Excerpted records

···

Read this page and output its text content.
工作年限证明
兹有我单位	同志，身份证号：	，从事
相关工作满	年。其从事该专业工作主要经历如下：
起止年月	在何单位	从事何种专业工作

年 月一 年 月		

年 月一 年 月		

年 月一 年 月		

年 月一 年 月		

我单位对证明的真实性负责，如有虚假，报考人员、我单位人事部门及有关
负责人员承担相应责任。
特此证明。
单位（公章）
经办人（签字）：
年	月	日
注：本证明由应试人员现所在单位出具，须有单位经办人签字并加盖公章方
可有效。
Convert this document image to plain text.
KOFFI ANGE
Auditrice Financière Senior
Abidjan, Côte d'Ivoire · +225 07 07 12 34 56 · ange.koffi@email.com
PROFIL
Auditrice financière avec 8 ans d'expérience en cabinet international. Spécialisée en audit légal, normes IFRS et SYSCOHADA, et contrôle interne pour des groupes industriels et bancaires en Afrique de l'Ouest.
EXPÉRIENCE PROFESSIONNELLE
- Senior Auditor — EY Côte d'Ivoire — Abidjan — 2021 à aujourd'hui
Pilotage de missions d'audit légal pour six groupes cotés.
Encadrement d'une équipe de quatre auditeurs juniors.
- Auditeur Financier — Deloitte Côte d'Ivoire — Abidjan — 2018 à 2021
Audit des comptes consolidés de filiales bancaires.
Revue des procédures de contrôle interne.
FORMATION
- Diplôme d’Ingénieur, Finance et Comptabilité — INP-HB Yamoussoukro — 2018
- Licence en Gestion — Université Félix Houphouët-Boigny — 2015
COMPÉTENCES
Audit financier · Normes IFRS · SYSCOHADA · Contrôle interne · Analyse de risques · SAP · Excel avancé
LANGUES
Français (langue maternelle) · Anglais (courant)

···

The problem
Output an exact copy of each record.

Exercise result
Read this page and output its text content.
工作年限证明
兹有我单位	同志，身份证号：	，从事
相关工作满	年。其从事该专业工作主要经历如下：
起止年月	在何单位	从事何种专业工作

年 月一 年 月		

年 月一 年 月		

年 月一 年 月		

年 月一 年 月		

我单位对证明的真实性负责，如有虚假，报考人员、我单位人事部门及有关
负责人员承担相应责任。
特此证明。
单位（公章）
经办人（签字）：
年	月	日
注：本证明由应试人员现所在单位出具，须有单位经办人签字并加盖公章方
可有效。
Convert this document image to plain text.
KOFFI ANGE
Auditrice Financière Senior
Abidjan, Côte d'Ivoire · +225 07 07 12 34 56 · ange.koffi@email.com
PROFIL
Auditrice financière avec 8 ans d'expérience en cabinet international. Spécialisée en audit légal, normes IFRS et SYSCOHADA, et contrôle interne pour des groupes industriels et bancaires en Afrique de l'Ouest.
EXPÉRIENCE PROFESSIONNELLE
- Senior Auditor — EY Côte d'Ivoire — Abidjan — 2021 à aujourd'hui
Pilotage de missions d'audit légal pour six groupes cotés.
Encadrement d'une équipe de quatre auditeurs juniors.
- Auditeur Financier — Deloitte Côte d'Ivoire — Abidjan — 2018 à 2021
Audit des comptes consolidés de filiales bancaires.
Revue des procédures de contrôle interne.
FORMATION
- Diplôme d’Ingénieur, Finance et Comptabilité — INP-HB Yamoussoukro — 2018
- Licence en Gestion — Université Félix Houphouët-Boigny — 2015
COMPÉTENCES
Audit financier · Normes IFRS · SYSCOHADA · Contrôle interne · Analyse de risques · SAP · Excel avancé
LANGUES
Français (langue maternelle) · Anglais (courant)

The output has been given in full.